> Data entries
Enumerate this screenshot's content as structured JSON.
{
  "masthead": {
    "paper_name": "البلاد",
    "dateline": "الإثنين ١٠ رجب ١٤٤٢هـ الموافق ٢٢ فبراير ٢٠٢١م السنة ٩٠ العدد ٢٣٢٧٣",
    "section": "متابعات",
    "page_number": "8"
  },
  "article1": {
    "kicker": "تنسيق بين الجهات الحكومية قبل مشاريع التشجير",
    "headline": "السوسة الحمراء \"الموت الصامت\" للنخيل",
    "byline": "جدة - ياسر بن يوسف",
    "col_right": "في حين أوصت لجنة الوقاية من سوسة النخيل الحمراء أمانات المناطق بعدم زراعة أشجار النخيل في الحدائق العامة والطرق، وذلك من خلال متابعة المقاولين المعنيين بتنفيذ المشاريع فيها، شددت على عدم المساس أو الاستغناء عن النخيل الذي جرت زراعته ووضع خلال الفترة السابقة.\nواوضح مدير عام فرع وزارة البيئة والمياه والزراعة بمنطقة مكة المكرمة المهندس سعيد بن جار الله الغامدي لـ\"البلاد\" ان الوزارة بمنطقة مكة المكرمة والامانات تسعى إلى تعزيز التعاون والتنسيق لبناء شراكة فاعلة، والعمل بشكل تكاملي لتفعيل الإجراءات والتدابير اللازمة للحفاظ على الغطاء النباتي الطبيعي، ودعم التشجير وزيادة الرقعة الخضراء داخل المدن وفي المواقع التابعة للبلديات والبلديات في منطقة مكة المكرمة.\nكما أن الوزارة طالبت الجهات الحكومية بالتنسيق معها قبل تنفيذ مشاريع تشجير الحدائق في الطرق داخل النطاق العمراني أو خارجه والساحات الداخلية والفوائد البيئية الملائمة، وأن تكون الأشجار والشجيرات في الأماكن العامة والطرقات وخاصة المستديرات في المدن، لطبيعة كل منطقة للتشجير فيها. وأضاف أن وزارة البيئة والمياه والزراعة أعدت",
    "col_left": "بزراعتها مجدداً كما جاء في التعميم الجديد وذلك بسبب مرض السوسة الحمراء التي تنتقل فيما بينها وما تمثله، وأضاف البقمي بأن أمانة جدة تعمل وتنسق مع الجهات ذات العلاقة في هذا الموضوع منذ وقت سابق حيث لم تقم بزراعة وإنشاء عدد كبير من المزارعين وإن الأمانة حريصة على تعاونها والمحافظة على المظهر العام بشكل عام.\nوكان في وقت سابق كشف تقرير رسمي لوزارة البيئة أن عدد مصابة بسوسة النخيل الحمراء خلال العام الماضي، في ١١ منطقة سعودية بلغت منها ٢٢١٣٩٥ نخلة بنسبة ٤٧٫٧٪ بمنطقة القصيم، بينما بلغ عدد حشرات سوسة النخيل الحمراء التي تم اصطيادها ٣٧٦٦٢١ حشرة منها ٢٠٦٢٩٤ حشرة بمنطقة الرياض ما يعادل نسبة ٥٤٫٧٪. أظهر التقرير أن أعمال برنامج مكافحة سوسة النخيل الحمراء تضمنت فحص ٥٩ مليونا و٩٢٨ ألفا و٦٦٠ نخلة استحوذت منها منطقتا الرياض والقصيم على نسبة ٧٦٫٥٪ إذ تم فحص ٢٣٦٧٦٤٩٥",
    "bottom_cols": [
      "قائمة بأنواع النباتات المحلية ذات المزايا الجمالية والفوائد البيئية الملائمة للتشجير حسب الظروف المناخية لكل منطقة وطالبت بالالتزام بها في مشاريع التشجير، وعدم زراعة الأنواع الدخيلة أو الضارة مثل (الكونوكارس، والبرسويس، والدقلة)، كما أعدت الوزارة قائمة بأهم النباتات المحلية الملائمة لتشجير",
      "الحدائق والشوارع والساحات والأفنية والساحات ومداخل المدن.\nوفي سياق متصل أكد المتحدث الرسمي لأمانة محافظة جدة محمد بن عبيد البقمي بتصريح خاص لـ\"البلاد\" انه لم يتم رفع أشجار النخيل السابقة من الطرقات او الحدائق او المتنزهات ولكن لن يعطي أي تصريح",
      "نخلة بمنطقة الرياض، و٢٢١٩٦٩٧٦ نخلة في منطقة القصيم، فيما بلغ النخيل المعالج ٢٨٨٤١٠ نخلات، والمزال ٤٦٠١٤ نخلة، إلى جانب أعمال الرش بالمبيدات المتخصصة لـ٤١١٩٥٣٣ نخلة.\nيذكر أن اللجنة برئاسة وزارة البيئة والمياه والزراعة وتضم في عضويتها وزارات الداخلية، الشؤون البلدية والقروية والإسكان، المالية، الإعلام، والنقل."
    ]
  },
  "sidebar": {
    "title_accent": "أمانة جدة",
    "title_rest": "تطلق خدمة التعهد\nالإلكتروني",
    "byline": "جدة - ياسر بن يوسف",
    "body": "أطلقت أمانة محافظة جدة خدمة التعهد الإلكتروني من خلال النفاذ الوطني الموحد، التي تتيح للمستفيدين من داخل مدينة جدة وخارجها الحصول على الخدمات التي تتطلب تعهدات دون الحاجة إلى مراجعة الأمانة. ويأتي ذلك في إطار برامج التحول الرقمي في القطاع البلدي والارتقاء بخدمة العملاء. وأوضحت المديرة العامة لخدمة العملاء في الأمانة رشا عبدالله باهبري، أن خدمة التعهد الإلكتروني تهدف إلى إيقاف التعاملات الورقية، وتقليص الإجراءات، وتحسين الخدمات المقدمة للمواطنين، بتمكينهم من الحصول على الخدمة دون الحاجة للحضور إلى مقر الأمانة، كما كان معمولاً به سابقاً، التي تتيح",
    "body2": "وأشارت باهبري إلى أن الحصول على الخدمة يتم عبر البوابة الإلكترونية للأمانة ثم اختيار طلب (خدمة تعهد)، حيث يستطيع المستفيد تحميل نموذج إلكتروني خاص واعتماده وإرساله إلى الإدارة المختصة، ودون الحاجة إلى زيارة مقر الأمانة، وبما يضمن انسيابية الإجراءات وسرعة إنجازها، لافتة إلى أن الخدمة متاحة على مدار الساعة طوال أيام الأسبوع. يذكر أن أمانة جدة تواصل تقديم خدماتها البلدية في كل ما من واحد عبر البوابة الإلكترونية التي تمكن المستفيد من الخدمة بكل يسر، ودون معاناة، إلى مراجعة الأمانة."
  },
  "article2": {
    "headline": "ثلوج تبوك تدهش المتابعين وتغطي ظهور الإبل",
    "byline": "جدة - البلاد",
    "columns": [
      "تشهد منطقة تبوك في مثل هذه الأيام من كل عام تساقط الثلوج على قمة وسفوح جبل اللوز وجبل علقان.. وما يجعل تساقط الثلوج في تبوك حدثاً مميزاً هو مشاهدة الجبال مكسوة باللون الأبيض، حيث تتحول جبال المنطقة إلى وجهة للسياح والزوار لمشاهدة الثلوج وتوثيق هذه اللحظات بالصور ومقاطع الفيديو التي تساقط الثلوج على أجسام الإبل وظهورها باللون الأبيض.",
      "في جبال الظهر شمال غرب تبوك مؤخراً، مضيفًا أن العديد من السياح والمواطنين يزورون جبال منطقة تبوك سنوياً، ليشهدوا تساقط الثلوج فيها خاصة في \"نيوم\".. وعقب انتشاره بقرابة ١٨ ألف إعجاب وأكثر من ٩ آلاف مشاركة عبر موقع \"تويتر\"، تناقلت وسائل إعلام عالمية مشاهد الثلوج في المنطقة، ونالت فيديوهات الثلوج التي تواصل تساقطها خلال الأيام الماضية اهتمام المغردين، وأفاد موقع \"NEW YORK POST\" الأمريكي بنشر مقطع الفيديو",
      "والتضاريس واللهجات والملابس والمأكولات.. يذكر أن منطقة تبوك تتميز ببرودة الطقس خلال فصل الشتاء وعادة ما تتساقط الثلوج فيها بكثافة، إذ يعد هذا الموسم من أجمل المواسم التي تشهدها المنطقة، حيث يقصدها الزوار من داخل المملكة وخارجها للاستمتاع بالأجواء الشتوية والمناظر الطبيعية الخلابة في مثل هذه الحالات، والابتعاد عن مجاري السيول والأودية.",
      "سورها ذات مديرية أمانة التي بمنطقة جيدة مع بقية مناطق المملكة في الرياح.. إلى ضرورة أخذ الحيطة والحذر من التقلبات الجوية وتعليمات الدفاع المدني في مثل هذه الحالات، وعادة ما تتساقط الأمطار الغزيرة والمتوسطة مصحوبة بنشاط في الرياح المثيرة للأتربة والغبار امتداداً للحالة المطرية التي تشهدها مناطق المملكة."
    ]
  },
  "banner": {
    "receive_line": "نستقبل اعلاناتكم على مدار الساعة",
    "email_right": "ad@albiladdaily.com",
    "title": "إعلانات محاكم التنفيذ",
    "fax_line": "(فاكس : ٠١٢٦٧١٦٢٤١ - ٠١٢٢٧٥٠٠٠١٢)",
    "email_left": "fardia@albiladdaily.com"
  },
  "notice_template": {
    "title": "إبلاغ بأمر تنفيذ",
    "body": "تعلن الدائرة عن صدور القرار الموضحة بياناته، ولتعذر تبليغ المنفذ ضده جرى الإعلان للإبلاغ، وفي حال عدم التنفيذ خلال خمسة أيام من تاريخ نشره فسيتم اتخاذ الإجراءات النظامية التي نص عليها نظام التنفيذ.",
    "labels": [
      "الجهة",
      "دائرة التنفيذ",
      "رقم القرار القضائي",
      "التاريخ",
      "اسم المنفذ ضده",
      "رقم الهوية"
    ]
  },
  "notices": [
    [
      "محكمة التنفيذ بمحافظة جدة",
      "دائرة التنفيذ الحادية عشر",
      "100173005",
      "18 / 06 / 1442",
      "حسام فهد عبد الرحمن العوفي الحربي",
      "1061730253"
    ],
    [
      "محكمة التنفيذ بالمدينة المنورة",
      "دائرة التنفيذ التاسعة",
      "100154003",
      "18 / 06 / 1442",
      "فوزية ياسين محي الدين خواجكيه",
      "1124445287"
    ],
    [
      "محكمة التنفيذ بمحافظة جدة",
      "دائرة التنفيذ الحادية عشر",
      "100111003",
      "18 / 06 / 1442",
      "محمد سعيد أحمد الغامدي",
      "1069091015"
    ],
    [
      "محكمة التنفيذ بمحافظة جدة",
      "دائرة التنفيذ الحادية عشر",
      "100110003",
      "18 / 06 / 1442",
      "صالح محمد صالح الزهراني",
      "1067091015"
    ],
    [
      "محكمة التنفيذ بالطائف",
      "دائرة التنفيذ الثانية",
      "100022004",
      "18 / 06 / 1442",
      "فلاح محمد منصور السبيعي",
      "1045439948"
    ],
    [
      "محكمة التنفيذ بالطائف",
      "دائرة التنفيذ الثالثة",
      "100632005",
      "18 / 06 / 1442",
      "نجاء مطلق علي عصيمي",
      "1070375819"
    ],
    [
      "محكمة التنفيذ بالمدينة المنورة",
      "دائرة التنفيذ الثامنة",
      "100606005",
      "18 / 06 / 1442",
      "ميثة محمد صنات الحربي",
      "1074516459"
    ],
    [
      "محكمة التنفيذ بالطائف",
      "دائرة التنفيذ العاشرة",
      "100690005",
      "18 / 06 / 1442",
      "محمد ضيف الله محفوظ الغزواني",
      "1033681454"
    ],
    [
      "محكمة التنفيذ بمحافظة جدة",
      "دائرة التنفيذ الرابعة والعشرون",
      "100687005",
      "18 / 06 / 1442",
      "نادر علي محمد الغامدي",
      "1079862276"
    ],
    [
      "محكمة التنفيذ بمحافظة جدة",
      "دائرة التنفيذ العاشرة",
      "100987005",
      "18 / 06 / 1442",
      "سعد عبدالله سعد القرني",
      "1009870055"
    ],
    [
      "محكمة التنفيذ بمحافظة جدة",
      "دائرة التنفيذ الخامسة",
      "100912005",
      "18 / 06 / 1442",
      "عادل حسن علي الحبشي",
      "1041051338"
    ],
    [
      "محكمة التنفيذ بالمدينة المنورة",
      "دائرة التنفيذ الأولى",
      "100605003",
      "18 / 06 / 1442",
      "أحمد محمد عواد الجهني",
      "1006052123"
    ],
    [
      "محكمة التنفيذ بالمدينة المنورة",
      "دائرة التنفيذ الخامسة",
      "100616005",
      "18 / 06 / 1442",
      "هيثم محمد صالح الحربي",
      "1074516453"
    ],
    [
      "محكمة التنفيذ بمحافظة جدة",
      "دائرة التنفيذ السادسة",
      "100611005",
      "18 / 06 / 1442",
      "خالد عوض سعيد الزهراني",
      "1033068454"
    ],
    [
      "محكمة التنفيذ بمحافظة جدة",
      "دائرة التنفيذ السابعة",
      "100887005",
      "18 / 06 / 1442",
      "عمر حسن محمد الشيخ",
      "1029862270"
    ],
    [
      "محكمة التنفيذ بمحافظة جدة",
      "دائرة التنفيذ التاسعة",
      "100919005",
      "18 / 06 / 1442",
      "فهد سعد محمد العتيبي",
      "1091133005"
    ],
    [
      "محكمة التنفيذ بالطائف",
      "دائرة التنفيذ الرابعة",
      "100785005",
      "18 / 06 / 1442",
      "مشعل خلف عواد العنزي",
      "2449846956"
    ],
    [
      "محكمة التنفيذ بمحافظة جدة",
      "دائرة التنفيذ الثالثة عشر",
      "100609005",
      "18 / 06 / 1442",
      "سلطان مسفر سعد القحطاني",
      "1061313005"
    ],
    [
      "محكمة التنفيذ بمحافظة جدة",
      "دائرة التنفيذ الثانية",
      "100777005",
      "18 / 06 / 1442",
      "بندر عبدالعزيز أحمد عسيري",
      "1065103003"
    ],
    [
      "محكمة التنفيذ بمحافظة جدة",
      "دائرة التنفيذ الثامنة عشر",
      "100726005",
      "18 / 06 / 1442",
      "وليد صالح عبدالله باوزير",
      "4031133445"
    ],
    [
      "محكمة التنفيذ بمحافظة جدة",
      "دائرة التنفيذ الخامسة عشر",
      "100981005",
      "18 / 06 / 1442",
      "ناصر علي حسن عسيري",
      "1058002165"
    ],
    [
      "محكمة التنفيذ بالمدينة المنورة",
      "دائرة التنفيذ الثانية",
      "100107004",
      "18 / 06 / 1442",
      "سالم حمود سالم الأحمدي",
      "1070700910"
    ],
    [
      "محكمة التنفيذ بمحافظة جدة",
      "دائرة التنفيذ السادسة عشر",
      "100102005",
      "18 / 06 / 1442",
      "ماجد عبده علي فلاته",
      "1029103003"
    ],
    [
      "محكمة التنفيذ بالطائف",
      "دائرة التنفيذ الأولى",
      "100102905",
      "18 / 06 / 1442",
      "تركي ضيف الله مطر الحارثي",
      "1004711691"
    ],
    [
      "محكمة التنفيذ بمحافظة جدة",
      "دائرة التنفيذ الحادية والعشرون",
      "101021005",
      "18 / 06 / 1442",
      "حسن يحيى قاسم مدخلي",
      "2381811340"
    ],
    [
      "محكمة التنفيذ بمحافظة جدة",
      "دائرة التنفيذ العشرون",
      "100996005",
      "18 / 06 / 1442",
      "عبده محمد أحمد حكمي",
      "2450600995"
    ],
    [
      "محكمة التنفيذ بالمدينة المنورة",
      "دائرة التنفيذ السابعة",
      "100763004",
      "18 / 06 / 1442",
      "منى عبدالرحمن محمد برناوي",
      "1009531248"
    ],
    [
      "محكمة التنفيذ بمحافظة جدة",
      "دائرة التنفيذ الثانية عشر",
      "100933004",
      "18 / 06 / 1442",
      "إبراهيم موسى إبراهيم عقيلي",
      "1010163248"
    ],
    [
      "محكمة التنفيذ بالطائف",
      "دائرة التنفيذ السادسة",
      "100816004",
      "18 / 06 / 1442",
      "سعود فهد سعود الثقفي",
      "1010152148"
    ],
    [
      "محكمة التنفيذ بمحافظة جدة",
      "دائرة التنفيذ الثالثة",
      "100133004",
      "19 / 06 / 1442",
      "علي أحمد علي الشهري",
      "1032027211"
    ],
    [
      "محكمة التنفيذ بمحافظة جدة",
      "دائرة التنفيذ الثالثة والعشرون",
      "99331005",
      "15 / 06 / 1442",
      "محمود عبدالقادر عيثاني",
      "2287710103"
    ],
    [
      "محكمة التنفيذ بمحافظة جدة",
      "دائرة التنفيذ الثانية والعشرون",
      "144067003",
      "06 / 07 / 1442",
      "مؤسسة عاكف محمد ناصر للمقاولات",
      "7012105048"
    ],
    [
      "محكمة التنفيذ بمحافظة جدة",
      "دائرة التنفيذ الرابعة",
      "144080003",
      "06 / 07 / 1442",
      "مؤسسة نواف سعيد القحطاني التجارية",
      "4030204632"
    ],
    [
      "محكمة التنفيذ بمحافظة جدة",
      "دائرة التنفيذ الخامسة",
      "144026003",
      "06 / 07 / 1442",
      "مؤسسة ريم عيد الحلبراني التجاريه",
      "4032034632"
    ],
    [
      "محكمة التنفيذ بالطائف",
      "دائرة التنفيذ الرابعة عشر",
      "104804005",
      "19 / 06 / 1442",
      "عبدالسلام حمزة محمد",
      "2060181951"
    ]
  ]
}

> Aim
Pull out every line containing "عبده".

> Task answer
      "ماجد عبده علي فلاته",
      "عبده محمد أحمد حكمي",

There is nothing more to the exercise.